### WHAT THIS TASK INVOLVES:
Find the number of lines in these records where the word "added" appears. Reply with that number and nothing more.
——
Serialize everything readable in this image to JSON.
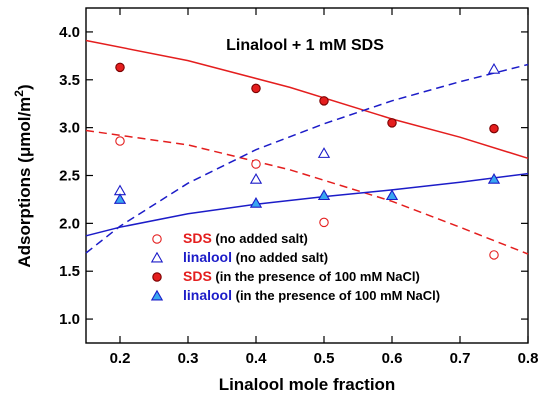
{
  "chart_data": {
    "type": "scatter",
    "title": "Linalool + 1 mM SDS",
    "xlabel": "Linalool mole fraction",
    "ylabel_main": "Adsorptions (μmol/m",
    "ylabel_sup": "2",
    "ylabel_end": ")",
    "xlim": [
      0.15,
      0.8
    ],
    "ylim": [
      0.75,
      4.25
    ],
    "xticks": [
      "0.2",
      "0.3",
      "0.4",
      "0.5",
      "0.6",
      "0.7",
      "0.8"
    ],
    "yticks": [
      "1.0",
      "1.5",
      "2.0",
      "2.5",
      "3.0",
      "3.5",
      "4.0"
    ],
    "grid": false,
    "series": [
      {
        "name": "SDS (no added salt)",
        "legend_colored": "SDS",
        "legend_rest": " (no added salt)",
        "marker": "circle-open",
        "color": "#e41e1e",
        "x": [
          0.2,
          0.4,
          0.5,
          0.75
        ],
        "y": [
          2.86,
          2.62,
          2.01,
          1.67
        ]
      },
      {
        "name": "linalool (no added salt)",
        "legend_colored": "linalool",
        "legend_rest": " (no added salt)",
        "marker": "triangle-open",
        "color": "#1c1cc8",
        "x": [
          0.2,
          0.4,
          0.5,
          0.75
        ],
        "y": [
          2.34,
          2.46,
          2.73,
          3.61
        ]
      },
      {
        "name": "SDS (in the presence of 100 mM NaCl)",
        "legend_colored": "SDS",
        "legend_rest": " (in the presence of 100 mM NaCl)",
        "marker": "circle-filled",
        "color": "#e41e1e",
        "x": [
          0.2,
          0.4,
          0.5,
          0.6,
          0.75
        ],
        "y": [
          3.63,
          3.41,
          3.28,
          3.05,
          2.99
        ]
      },
      {
        "name": "linalool (in the presence of 100 mM NaCl)",
        "legend_colored": "linalool",
        "legend_rest": " (in the presence of 100 mM NaCl)",
        "marker": "triangle-filled",
        "color": "#1c1cc8",
        "fill": "#39a7f0",
        "x": [
          0.2,
          0.4,
          0.5,
          0.6,
          0.75
        ],
        "y": [
          2.25,
          2.21,
          2.29,
          2.29,
          2.46
        ]
      }
    ],
    "fit_curves": [
      {
        "color": "#e41e1e",
        "dash": "solid",
        "x": [
          0.15,
          0.3,
          0.45,
          0.6,
          0.7,
          0.8
        ],
        "y": [
          3.91,
          3.7,
          3.42,
          3.09,
          2.9,
          2.68
        ]
      },
      {
        "color": "#e41e1e",
        "dash": "dashed",
        "x": [
          0.15,
          0.3,
          0.45,
          0.6,
          0.7,
          0.8
        ],
        "y": [
          2.97,
          2.82,
          2.56,
          2.23,
          1.96,
          1.68
        ]
      },
      {
        "color": "#1c1cc8",
        "dash": "dashed",
        "x": [
          0.15,
          0.2,
          0.3,
          0.4,
          0.5,
          0.6,
          0.7,
          0.8
        ],
        "y": [
          1.69,
          1.97,
          2.42,
          2.77,
          3.04,
          3.28,
          3.48,
          3.66
        ]
      },
      {
        "color": "#1c1cc8",
        "dash": "solid",
        "x": [
          0.15,
          0.2,
          0.3,
          0.4,
          0.5,
          0.6,
          0.7,
          0.8
        ],
        "y": [
          1.87,
          1.96,
          2.1,
          2.2,
          2.28,
          2.35,
          2.43,
          2.52
        ]
      }
    ]
  }
}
——
### CORRECT OUTPUT:
4